* **THE RECORDS**:
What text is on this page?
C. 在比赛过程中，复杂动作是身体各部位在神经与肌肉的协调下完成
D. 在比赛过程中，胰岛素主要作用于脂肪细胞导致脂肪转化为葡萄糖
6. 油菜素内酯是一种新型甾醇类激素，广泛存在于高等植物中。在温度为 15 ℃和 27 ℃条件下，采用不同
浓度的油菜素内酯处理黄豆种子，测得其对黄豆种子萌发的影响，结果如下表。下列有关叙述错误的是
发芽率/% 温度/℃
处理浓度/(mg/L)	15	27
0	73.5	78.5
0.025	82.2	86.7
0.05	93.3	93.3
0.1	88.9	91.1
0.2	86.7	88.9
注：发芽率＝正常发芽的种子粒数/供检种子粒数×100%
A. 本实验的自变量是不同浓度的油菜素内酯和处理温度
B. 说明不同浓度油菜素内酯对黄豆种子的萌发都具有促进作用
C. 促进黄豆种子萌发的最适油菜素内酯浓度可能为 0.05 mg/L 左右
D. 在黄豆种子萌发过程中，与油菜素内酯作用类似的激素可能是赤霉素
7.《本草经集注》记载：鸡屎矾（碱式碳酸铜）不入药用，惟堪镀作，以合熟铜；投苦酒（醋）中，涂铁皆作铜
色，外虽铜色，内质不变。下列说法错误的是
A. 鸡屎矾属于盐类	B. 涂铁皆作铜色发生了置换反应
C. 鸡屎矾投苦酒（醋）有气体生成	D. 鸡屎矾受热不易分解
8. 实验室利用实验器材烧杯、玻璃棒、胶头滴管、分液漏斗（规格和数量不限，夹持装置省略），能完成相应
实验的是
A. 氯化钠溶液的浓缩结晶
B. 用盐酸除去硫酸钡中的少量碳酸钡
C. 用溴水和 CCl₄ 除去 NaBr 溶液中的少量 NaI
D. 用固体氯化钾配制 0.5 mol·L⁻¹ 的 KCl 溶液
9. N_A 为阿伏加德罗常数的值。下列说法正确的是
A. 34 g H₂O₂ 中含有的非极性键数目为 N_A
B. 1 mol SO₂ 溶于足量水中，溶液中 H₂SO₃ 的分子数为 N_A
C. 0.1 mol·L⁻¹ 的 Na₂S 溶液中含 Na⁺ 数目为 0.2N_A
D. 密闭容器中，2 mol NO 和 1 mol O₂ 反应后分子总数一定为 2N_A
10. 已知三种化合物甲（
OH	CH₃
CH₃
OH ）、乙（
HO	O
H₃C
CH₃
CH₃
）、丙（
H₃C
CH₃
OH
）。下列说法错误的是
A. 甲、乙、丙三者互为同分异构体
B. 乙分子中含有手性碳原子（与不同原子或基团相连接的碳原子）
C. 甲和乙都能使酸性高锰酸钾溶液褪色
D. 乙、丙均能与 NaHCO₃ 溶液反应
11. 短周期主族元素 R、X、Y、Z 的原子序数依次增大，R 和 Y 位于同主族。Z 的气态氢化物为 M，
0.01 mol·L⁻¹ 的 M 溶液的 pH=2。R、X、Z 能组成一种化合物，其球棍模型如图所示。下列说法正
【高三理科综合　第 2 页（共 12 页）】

* **STATED PROBLEM**: Each entry above is to be quoted exactly.

* **ANSWER TO THE TASK**:
What text is on this page?
C. 在比赛过程中，复杂动作是身体各部位在神经与肌肉的协调下完成
D. 在比赛过程中，胰岛素主要作用于脂肪细胞导致脂肪转化为葡萄糖
6. 油菜素内酯是一种新型甾醇类激素，广泛存在于高等植物中。在温度为 15 ℃和 27 ℃条件下，采用不同
浓度的油菜素内酯处理黄豆种子，测得其对黄豆种子萌发的影响，结果如下表。下列有关叙述错误的是
发芽率/% 温度/℃
处理浓度/(mg/L)	15	27
0	73.5	78.5
0.025	82.2	86.7
0.05	93.3	93.3
0.1	88.9	91.1
0.2	86.7	88.9
注：发芽率＝正常发芽的种子粒数/供检种子粒数×100%
A. 本实验的自变量是不同浓度的油菜素内酯和处理温度
B. 说明不同浓度油菜素内酯对黄豆种子的萌发都具有促进作用
C. 促进黄豆种子萌发的最适油菜素内酯浓度可能为 0.05 mg/L 左右
D. 在黄豆种子萌发过程中，与油菜素内酯作用类似的激素可能是赤霉素
7.《本草经集注》记载：鸡屎矾（碱式碳酸铜）不入药用，惟堪镀作，以合熟铜；投苦酒（醋）中，涂铁皆作铜
色，外虽铜色，内质不变。下列说法错误的是
A. 鸡屎矾属于盐类	B. 涂铁皆作铜色发生了置换反应
C. 鸡屎矾投苦酒（醋）有气体生成	D. 鸡屎矾受热不易分解
8. 实验室利用实验器材烧杯、玻璃棒、胶头滴管、分液漏斗（规格和数量不限，夹持装置省略），能完成相应
实验的是
A. 氯化钠溶液的浓缩结晶
B. 用盐酸除去硫酸钡中的少量碳酸钡
C. 用溴水和 CCl₄ 除去 NaBr 溶液中的少量 NaI
D. 用固体氯化钾配制 0.5 mol·L⁻¹ 的 KCl 溶液
9. N_A 为阿伏加德罗常数的值。下列说法正确的是
A. 34 g H₂O₂ 中含有的非极性键数目为 N_A
B. 1 mol SO₂ 溶于足量水中，溶液中 H₂SO₃ 的分子数为 N_A
C. 0.1 mol·L⁻¹ 的 Na₂S 溶液中含 Na⁺ 数目为 0.2N_A
D. 密闭容器中，2 mol NO 和 1 mol O₂ 反应后分子总数一定为 2N_A
10. 已知三种化合物甲（
OH	CH₃
CH₃
OH ）、乙（
HO	O
H₃C
CH₃
CH₃
）、丙（
H₃C
CH₃
OH
）。下列说法错误的是
A. 甲、乙、丙三者互为同分异构体
B. 乙分子中含有手性碳原子（与不同原子或基团相连接的碳原子）
C. 甲和乙都能使酸性高锰酸钾溶液褪色
D. 乙、丙均能与 NaHCO₃ 溶液反应
11. 短周期主族元素 R、X、Y、Z 的原子序数依次增大，R 和 Y 位于同主族。Z 的气态氢化物为 M，
0.01 mol·L⁻¹ 的 M 溶液的 pH=2。R、X、Z 能组成一种化合物，其球棍模型如图所示。下列说法正
【高三理科综合　第 2 页（共 12 页）】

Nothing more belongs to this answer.